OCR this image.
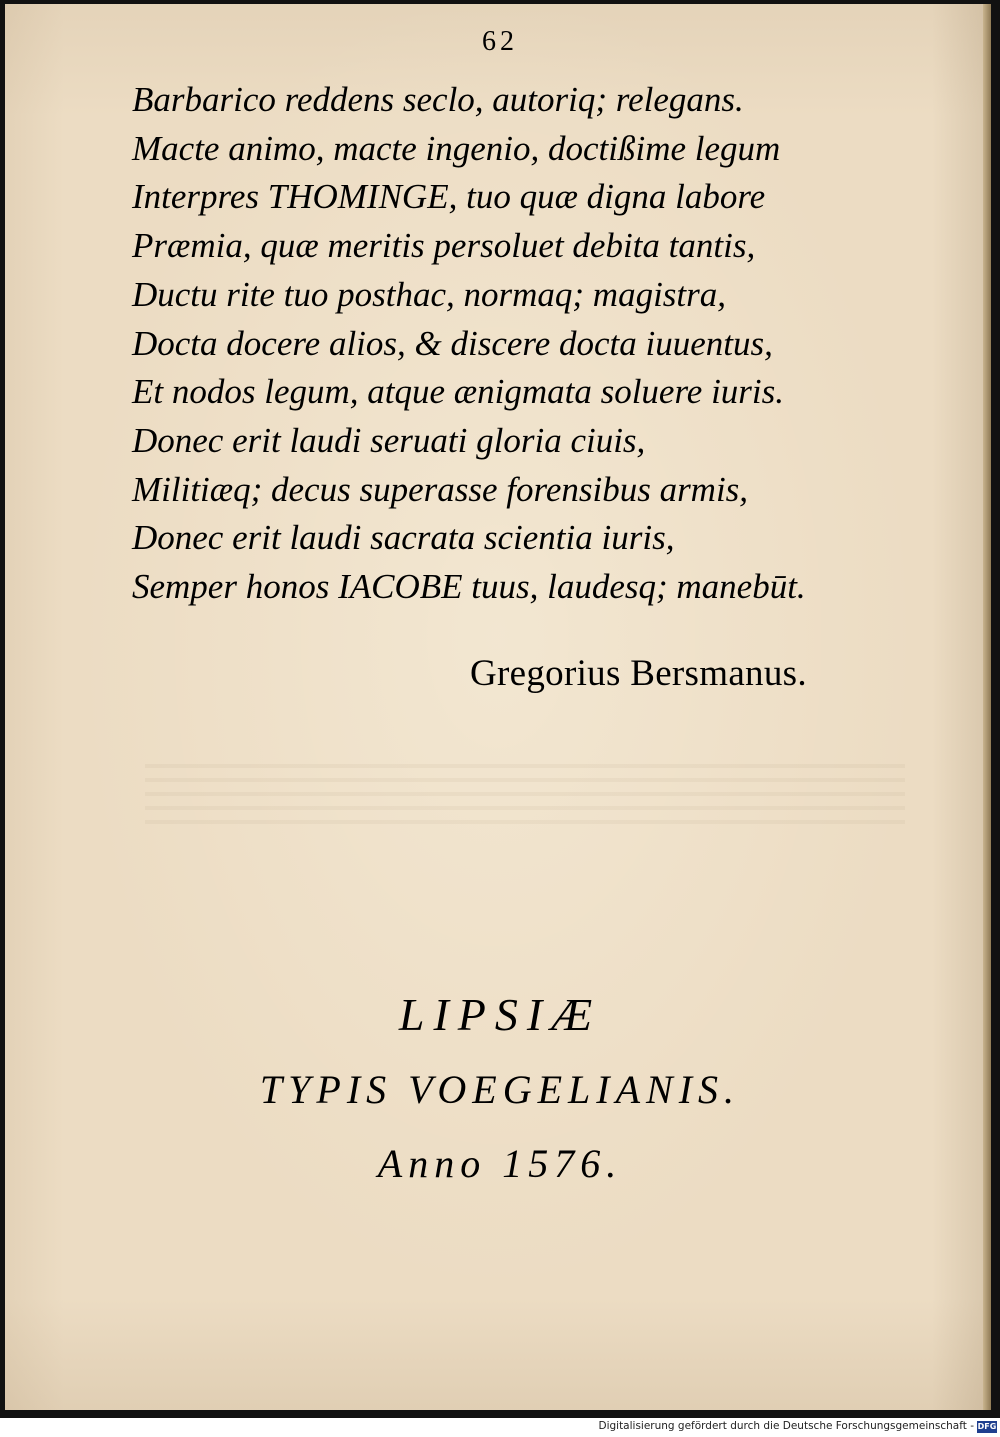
62
Barbarico reddens seclo, autoriq; relegans.
Macte animo, macte ingenio, doctißime legum
Interpres THOMINGE, tuo quæ digna labore
Præmia, quæ meritis persoluet debita tantis,
Ductu rite tuo posthac, normaq; magistra,
Docta docere alios, & discere docta iuuentus,
Et nodos legum, atque ænigmata soluere iuris.
Donec erit laudi seruati gloria ciuis,
Militiæq; decus superasse forensibus armis,
Donec erit laudi sacrata scientia iuris,
Semper honos IACOBE tuus, laudesq; manebūt.
Gregorius Bersmanus.
LIPSIÆ
TYPIS VOEGELIANIS.
Anno 1576.
Digitalisierung gefördert durch die Deutsche Forschungsgemeinschaft - DFG
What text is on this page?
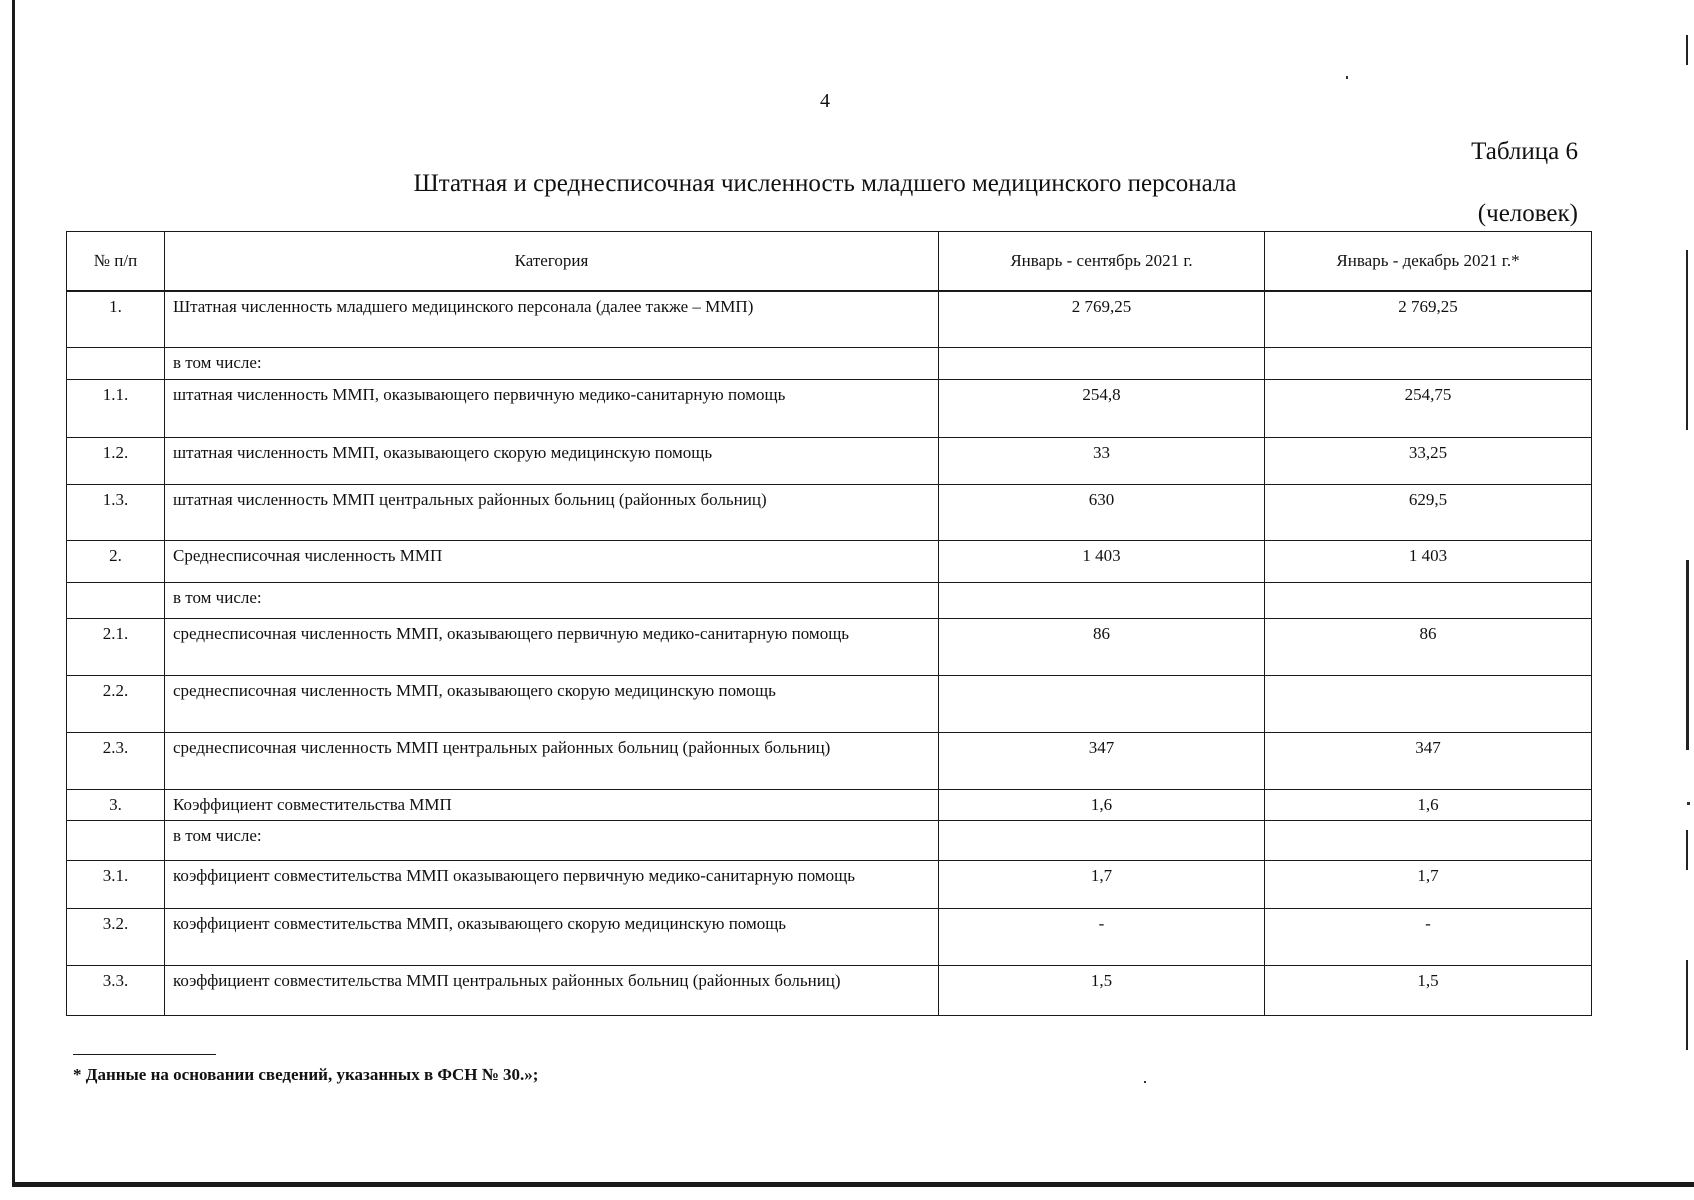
4
Таблица 6
Штатная и среднесписочная численность младшего медицинского персонала
(человек)
№ п/п	Категория	Январь - сентябрь 2021 г.	Январь - декабрь 2021 г.*
1.	Штатная численность младшего медицинского персонала (далее также – ММП)	2 769,25	2 769,25
	в том числе:		
1.1.	штатная численность ММП, оказывающего первичную медико-санитарную помощь	254,8	254,75
1.2.	штатная численность ММП, оказывающего скорую медицинскую помощь	33	33,25
1.3.	штатная численность ММП центральных районных больниц (районных больниц)	630	629,5
2.	Среднесписочная численность ММП	1 403	1 403
	в том числе:		
2.1.	среднесписочная численность ММП, оказывающего первичную медико-санитарную помощь	86	86
2.2.	среднесписочная численность ММП, оказывающего скорую медицинскую помощь		
2.3.	среднесписочная численность ММП центральных районных больниц (районных больниц)	347	347
3.	Коэффициент совместительства ММП	1,6	1,6
	в том числе:		
3.1.	коэффициент совместительства ММП оказывающего первичную медико-санитарную помощь	1,7	1,7
3.2.	коэффициент совместительства ММП, оказывающего скорую медицинскую помощь	-	-
3.3.	коэффициент совместительства ММП центральных районных больниц (районных больниц)	1,5	1,5
* Данные на основании сведений, указанных в ФСН № 30.»;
━━━━
§ **WHAT YOU HAVE TO DO**: Scan the material above. Copy each line that holds the word "Donec".

§ **COMPLETE OUTPUT**:
Donec erit laudi seruati gloria ciuis,
Donec erit laudi sacrata scientia iuris,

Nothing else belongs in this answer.